**Problem description:** Exactly reproduce the lines that follow.
.....
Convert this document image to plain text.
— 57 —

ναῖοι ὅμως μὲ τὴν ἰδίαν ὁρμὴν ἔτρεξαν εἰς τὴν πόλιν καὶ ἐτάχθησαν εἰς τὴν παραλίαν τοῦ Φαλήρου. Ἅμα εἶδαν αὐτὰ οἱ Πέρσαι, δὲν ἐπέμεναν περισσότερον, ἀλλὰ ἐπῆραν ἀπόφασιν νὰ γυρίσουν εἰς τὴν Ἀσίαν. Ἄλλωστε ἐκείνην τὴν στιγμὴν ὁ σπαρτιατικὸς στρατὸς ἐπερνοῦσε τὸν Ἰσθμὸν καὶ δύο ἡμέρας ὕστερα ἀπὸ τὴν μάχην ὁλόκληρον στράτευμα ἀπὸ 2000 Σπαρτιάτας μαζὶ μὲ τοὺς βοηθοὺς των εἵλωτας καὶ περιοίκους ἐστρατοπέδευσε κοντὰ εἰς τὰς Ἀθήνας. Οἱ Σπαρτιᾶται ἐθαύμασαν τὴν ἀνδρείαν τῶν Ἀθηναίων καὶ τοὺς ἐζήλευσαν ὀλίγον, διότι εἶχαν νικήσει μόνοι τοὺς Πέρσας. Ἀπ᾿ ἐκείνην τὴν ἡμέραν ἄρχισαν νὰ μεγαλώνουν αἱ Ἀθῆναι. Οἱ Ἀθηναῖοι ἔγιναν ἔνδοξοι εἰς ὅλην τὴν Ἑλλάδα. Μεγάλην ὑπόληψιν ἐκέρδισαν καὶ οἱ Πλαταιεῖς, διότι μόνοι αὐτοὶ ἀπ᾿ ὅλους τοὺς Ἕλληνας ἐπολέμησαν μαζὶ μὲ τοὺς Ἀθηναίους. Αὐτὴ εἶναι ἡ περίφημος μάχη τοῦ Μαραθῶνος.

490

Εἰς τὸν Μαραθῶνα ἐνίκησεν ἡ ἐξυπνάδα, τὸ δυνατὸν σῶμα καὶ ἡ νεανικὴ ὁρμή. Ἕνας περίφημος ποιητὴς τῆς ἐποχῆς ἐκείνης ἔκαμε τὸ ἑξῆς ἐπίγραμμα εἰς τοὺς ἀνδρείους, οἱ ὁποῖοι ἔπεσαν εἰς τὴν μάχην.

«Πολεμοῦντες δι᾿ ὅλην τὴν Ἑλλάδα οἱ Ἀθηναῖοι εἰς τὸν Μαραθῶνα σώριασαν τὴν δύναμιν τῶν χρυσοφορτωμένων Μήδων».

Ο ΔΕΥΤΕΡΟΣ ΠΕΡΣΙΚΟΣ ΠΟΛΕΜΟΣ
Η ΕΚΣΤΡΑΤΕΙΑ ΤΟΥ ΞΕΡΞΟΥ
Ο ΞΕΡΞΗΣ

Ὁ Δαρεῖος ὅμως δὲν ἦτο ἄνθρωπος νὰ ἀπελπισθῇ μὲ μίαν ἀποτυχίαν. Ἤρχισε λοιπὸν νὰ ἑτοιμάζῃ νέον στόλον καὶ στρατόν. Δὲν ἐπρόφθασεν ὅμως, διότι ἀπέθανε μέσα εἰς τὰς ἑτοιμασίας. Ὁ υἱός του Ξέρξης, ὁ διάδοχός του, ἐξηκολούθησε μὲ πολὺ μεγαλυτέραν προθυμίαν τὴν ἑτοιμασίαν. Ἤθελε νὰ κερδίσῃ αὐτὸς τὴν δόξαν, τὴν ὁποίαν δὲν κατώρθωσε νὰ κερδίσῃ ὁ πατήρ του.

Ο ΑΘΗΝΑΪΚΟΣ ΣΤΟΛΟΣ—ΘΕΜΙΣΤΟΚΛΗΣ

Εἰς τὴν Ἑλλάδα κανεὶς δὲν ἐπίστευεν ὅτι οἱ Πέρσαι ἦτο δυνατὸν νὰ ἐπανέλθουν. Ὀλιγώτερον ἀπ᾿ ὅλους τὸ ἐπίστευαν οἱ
.....
**Answer to the problem:**
Convert this document image to plain text.
— 57 —

ναῖοι ὅμως μὲ τὴν ἰδίαν ὁρμὴν ἔτρεξαν εἰς τὴν πόλιν καὶ ἐτάχθησαν εἰς τὴν παραλίαν τοῦ Φαλήρου. Ἅμα εἶδαν αὐτὰ οἱ Πέρσαι, δὲν ἐπέμεναν περισσότερον, ἀλλὰ ἐπῆραν ἀπόφασιν νὰ γυρίσουν εἰς τὴν Ἀσίαν. Ἄλλωστε ἐκείνην τὴν στιγμὴν ὁ σπαρτιατικὸς στρατὸς ἐπερνοῦσε τὸν Ἰσθμὸν καὶ δύο ἡμέρας ὕστερα ἀπὸ τὴν μάχην ὁλόκληρον στράτευμα ἀπὸ 2000 Σπαρτιάτας μαζὶ μὲ τοὺς βοηθοὺς των εἵλωτας καὶ περιοίκους ἐστρατοπέδευσε κοντὰ εἰς τὰς Ἀθήνας. Οἱ Σπαρτιᾶται ἐθαύμασαν τὴν ἀνδρείαν τῶν Ἀθηναίων καὶ τοὺς ἐζήλευσαν ὀλίγον, διότι εἶχαν νικήσει μόνοι τοὺς Πέρσας. Ἀπ᾿ ἐκείνην τὴν ἡμέραν ἄρχισαν νὰ μεγαλώνουν αἱ Ἀθῆναι. Οἱ Ἀθηναῖοι ἔγιναν ἔνδοξοι εἰς ὅλην τὴν Ἑλλάδα. Μεγάλην ὑπόληψιν ἐκέρδισαν καὶ οἱ Πλαταιεῖς, διότι μόνοι αὐτοὶ ἀπ᾿ ὅλους τοὺς Ἕλληνας ἐπολέμησαν μαζὶ μὲ τοὺς Ἀθηναίους. Αὐτὴ εἶναι ἡ περίφημος μάχη τοῦ Μαραθῶνος.

490

Εἰς τὸν Μαραθῶνα ἐνίκησεν ἡ ἐξυπνάδα, τὸ δυνατὸν σῶμα καὶ ἡ νεανικὴ ὁρμή. Ἕνας περίφημος ποιητὴς τῆς ἐποχῆς ἐκείνης ἔκαμε τὸ ἑξῆς ἐπίγραμμα εἰς τοὺς ἀνδρείους, οἱ ὁποῖοι ἔπεσαν εἰς τὴν μάχην.

«Πολεμοῦντες δι᾿ ὅλην τὴν Ἑλλάδα οἱ Ἀθηναῖοι εἰς τὸν Μαραθῶνα σώριασαν τὴν δύναμιν τῶν χρυσοφορτωμένων Μήδων».

Ο ΔΕΥΤΕΡΟΣ ΠΕΡΣΙΚΟΣ ΠΟΛΕΜΟΣ
Η ΕΚΣΤΡΑΤΕΙΑ ΤΟΥ ΞΕΡΞΟΥ
Ο ΞΕΡΞΗΣ

Ὁ Δαρεῖος ὅμως δὲν ἦτο ἄνθρωπος νὰ ἀπελπισθῇ μὲ μίαν ἀποτυχίαν. Ἤρχισε λοιπὸν νὰ ἑτοιμάζῃ νέον στόλον καὶ στρατόν. Δὲν ἐπρόφθασεν ὅμως, διότι ἀπέθανε μέσα εἰς τὰς ἑτοιμασίας. Ὁ υἱός του Ξέρξης, ὁ διάδοχός του, ἐξηκολούθησε μὲ πολὺ μεγαλυτέραν προθυμίαν τὴν ἑτοιμασίαν. Ἤθελε νὰ κερδίσῃ αὐτὸς τὴν δόξαν, τὴν ὁποίαν δὲν κατώρθωσε νὰ κερδίσῃ ὁ πατήρ του.

Ο ΑΘΗΝΑΪΚΟΣ ΣΤΟΛΟΣ—ΘΕΜΙΣΤΟΚΛΗΣ

Εἰς τὴν Ἑλλάδα κανεὶς δὲν ἐπίστευεν ὅτι οἱ Πέρσαι ἦτο δυνατὸν νὰ ἐπανέλθουν. Ὀλιγώτερον ἀπ᾿ ὅλους τὸ ἐπίστευαν οἱ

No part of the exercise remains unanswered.